AIM => Which lines of the records contain "Ресурсное"? Collect every one of them.

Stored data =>
━━━━━━━━━━

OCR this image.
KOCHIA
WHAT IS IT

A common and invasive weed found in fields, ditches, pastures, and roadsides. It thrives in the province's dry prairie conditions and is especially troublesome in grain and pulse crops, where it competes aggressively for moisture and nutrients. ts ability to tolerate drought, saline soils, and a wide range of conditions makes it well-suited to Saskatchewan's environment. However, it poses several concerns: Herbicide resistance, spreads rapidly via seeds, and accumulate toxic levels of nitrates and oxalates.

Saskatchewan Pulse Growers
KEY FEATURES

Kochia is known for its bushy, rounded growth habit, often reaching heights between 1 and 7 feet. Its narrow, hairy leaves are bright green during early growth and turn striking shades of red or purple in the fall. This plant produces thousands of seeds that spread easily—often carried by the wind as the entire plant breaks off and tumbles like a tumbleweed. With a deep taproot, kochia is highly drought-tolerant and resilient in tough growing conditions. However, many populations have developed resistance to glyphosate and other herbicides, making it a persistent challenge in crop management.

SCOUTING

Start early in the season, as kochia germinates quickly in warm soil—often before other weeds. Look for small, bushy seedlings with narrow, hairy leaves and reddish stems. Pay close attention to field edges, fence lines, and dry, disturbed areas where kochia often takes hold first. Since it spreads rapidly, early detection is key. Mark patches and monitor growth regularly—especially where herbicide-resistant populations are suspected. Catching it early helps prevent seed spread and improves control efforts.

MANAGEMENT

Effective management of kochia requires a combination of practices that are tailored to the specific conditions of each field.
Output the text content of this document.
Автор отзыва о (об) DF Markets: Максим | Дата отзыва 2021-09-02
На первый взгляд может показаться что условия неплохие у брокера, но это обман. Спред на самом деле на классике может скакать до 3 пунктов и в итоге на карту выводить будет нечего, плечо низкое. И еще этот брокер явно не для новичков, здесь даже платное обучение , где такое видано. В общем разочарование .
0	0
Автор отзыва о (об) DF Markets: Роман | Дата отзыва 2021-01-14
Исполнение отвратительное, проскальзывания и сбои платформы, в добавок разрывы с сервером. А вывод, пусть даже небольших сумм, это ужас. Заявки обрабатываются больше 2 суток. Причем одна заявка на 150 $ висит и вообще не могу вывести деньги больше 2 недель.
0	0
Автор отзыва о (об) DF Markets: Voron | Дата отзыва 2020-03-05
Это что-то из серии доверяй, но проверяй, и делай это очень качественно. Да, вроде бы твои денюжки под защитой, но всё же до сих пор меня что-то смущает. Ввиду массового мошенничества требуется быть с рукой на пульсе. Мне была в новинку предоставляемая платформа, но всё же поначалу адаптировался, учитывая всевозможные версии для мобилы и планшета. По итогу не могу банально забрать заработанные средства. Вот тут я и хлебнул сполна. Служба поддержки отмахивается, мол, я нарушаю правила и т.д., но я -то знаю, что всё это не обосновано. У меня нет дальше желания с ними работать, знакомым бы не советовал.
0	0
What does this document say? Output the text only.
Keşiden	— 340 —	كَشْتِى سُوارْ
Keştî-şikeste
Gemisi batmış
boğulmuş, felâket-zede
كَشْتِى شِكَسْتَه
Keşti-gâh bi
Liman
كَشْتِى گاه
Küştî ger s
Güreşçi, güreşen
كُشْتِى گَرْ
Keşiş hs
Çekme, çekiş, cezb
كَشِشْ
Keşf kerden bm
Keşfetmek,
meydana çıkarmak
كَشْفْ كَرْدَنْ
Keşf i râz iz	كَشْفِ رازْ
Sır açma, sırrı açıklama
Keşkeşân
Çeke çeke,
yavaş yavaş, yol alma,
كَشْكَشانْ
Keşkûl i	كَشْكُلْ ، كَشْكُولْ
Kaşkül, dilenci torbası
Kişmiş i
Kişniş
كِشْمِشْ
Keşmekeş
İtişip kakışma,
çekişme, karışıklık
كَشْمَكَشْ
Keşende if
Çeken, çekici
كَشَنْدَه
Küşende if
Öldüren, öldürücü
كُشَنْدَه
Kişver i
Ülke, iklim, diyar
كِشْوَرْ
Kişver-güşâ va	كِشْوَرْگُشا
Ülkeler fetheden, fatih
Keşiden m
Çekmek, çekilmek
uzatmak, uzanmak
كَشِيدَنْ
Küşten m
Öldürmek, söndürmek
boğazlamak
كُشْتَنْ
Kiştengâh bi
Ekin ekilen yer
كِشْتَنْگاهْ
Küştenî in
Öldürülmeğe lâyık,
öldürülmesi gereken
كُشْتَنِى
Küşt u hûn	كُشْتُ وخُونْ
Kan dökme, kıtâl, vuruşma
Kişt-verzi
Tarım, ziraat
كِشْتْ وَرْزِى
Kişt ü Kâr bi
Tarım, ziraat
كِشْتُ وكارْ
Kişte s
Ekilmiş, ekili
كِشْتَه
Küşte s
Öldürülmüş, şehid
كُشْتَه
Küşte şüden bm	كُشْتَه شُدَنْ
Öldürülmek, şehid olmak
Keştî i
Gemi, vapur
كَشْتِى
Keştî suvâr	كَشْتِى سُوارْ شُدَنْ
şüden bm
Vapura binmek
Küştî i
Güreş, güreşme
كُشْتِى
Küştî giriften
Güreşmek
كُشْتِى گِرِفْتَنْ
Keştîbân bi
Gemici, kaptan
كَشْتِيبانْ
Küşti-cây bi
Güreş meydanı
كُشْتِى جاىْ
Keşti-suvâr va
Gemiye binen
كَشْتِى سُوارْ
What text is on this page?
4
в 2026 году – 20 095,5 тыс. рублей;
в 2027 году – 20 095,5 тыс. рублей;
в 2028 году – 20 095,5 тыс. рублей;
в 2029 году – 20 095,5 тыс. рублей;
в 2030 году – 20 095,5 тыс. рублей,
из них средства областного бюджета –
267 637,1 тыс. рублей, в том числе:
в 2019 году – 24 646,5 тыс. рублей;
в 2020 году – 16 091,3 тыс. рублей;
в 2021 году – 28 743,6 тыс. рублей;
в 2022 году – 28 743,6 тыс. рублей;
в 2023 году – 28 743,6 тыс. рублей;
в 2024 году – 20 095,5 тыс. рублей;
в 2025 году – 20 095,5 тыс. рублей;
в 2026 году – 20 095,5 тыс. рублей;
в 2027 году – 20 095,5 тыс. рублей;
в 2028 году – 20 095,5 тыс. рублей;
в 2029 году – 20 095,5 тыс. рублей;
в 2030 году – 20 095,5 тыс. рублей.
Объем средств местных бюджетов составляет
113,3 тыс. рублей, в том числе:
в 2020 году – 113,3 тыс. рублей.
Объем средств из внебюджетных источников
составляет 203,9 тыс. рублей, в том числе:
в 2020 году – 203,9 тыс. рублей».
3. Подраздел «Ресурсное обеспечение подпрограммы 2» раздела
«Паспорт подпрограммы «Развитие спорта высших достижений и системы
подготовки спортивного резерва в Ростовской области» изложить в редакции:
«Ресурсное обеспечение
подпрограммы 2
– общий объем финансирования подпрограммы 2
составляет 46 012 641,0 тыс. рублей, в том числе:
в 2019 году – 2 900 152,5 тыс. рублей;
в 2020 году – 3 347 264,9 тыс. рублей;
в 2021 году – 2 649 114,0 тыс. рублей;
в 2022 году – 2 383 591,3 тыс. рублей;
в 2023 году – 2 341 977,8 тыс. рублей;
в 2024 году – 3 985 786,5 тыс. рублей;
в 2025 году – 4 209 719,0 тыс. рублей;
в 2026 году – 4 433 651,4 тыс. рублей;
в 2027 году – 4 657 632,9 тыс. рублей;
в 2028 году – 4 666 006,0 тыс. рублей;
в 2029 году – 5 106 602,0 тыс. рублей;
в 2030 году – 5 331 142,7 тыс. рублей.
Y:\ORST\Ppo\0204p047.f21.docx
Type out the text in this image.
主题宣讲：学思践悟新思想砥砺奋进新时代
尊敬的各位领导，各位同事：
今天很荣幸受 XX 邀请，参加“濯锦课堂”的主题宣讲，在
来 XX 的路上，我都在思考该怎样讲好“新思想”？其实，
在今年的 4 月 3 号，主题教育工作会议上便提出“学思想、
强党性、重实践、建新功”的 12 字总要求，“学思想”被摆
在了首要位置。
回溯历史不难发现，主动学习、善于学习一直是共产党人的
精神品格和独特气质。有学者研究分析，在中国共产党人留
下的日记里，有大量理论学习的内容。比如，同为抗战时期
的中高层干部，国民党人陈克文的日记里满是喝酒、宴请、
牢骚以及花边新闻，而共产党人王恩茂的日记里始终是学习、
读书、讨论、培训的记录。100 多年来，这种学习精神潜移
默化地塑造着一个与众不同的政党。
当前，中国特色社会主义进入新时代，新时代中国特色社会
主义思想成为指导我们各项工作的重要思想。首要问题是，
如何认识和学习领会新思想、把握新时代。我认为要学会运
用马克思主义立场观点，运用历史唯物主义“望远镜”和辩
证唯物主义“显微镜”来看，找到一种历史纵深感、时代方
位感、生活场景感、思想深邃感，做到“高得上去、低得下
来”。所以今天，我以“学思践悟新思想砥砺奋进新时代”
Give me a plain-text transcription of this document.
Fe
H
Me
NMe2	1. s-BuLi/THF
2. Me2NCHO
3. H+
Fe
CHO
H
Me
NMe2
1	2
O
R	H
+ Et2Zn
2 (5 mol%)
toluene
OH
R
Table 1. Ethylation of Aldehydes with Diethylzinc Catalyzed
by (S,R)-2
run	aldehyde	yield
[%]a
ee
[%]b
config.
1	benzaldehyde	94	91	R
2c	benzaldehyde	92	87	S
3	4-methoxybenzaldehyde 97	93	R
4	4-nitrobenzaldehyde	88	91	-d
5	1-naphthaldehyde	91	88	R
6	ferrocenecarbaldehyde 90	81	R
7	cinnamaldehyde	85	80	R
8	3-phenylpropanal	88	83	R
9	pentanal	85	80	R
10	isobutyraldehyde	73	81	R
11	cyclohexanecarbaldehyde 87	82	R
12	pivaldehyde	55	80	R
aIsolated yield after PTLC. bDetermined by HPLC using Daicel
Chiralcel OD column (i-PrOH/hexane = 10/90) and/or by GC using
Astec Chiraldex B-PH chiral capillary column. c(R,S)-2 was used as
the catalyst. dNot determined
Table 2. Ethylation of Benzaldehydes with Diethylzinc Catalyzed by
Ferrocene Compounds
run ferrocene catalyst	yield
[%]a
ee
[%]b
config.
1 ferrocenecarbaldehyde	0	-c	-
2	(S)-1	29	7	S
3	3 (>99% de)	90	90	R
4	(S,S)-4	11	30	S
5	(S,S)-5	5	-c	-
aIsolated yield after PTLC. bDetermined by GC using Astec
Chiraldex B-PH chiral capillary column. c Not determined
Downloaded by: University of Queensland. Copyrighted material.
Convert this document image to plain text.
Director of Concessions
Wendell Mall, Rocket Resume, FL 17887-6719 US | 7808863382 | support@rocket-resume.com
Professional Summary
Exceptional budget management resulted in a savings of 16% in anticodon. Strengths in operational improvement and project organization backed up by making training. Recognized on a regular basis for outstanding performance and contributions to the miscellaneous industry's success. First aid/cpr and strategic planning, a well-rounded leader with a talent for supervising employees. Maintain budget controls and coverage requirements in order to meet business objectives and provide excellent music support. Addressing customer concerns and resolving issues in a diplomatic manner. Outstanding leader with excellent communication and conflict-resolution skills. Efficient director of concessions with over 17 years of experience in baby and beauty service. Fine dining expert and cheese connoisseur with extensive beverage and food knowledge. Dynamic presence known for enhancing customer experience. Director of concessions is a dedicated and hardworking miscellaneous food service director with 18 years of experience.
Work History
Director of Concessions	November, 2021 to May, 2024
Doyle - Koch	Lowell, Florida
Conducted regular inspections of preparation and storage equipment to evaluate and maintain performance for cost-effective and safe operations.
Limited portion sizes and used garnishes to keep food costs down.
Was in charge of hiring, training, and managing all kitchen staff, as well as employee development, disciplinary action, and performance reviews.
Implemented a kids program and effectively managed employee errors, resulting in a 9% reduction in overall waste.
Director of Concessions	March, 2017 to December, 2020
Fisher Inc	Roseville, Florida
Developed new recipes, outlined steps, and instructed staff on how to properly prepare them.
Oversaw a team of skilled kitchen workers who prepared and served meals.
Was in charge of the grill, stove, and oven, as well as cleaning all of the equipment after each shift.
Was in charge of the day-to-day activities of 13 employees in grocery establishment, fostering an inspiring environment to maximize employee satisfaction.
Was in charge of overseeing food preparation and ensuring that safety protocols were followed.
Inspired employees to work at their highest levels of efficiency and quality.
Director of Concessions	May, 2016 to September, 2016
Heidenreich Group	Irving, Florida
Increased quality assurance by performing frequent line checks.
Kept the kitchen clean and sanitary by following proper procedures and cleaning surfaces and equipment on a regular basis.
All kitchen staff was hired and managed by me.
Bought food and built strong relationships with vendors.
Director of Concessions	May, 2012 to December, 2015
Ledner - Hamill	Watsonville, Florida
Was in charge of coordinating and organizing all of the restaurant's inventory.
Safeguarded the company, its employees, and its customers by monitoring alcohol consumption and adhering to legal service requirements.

━━━━━━━━━━

TASK OUTPUT =>
3. Подраздел «Ресурсное обеспечение подпрограммы 2» раздела
«Ресурсное обеспечение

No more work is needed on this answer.